Document segment -
============================================================

The behavior of the implicit copy constructor is the one you would expect: it will copy construct each member of the class to the the other object. In this case it will copy construct the pointer value (not the pointed value), effectively make the two object share the same pointer.
Now, your program is leaking memory right? You have called new but no delete. Let's say you want to clean your resources up by inserting:
delete ptr;
in the destructor (it's a simplified version, of course you would need to define at least a proper move assignment and move constructor). You know what will happen? A nice and beautiful runtime error, telling you that the pointer you are trying to free has not been allocated. The reason why that is, is that both your objects (t1 and t2) destructors a will be called and they will both delete the same pointer. The first correctly and the second erroneously.
For this reason a Rule of three (now Rule of Five) has been established in the C++ community. But you know what? There's even a better rule which is called Rule of Zero. To sums it up (but you should really read about it) it says: don't do RAII yourself. I'd suggest you to follow the latter.
Now, let's discuss a little a bit of new. I'm sure you know this, but I'm here to prevent future damages: you don't need to use new at all in C++. Not anymore, in most cases.
Most of the things pointers once did (optional parameter, pass array by pointer, copyable reference, etc..) has now been "deprecated" (not in the literal sense: they are still there) in favor of sexier approaches (namely boost:optional/std::optional, std::array/std::vector, std::reference_wrapper). And even when all those fails to give you what you need, you can still use std::shared_ptr and std::unique_ptr.
So, please, don't use naked new pointers. Thanks.
If you did not define the copy constructor yourself then the compiler implicitly defines it instead of you. This copy constructor makes member-wise copies of class data members.
Relative to your example of code the implicitly defined copy constructor will copy data member ptr. As the result two or more objects can refer to the same memory.

============================================================

Listing -

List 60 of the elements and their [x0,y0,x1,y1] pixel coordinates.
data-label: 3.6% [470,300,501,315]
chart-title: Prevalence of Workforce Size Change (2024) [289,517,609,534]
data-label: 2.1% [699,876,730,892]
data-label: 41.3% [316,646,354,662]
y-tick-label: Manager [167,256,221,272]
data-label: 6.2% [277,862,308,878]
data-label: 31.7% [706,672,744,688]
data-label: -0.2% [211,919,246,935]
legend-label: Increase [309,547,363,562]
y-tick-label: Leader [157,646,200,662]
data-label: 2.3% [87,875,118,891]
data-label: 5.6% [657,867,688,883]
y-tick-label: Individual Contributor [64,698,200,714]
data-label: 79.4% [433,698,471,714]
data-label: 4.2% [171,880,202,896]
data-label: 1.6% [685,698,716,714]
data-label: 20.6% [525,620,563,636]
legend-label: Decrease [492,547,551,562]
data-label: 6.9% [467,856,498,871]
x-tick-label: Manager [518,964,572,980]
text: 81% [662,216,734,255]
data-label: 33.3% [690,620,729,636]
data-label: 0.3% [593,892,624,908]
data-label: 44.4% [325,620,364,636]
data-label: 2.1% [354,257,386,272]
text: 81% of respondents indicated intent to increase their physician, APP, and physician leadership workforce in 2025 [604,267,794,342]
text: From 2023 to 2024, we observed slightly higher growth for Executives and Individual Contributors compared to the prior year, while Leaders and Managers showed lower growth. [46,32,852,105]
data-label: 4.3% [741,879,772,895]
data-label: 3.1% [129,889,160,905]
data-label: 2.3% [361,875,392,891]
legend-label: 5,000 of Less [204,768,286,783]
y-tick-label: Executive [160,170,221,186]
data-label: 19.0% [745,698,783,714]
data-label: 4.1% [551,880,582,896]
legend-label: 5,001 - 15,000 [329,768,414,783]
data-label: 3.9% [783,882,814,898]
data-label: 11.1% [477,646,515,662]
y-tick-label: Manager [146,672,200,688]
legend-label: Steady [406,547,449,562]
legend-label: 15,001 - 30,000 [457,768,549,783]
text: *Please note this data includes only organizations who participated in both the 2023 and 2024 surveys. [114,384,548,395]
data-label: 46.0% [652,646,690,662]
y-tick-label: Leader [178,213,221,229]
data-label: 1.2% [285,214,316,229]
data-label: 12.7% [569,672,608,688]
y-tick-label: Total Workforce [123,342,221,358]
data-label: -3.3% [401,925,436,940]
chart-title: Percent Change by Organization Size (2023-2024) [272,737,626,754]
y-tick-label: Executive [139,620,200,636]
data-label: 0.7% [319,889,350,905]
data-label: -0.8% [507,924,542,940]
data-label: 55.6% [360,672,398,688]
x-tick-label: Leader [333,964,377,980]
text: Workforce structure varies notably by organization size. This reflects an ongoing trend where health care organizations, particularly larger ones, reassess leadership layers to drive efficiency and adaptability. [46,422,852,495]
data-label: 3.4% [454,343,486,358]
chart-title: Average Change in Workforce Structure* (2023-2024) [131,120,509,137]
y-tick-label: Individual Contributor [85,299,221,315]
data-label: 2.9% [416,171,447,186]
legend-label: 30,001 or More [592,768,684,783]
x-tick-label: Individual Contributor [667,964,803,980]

============================================================

Problems to solve -
1) Summarize the copy constructor discussion in two sentences.
2) In the copy constructor discussion, what does the Rule of Zero say?
3) Retype the part of the copy constructor discussion that opens with "The behavior of" and closes with "the second erroneously.", leaving every word unchanged.

Solutions for each task -
1) An implicitly defined copy constructor copies each data member, so it copies the pointer value rather than the pointed value, and two objects end up sharing the same memory. If the destructor deletes that pointer, both objects' destructors delete it and cause a runtime error, so the text points to the Rule of Three (now Rule of Five), prefers the Rule of Zero, and advises against naked new in favor of options such as std::optional, std::vector, std::reference_wrapper, std::shared_ptr and std::unique_ptr.

2) It says not to do RAII yourself.

3)
The behavior of the implicit copy constructor is the one you would expect: it will copy construct each member of the class to the the other object. In this case it will copy construct the pointer value (not the pointed value), effectively make the two object share the same pointer.
Now, your program is leaking memory right? You have called new but no delete. Let's say you want to clean your resources up by inserting:
delete ptr;
in the destructor (it's a simplified version, of course you would need to define at least a proper move assignment and move constructor). You know what will happen? A nice and beautiful runtime error, telling you that the pointer you are trying to free has not been allocated. The reason why that is, is that both your objects (t1 and t2) destructors a will be called and they will both delete the same pointer. The first correctly and the second erroneously.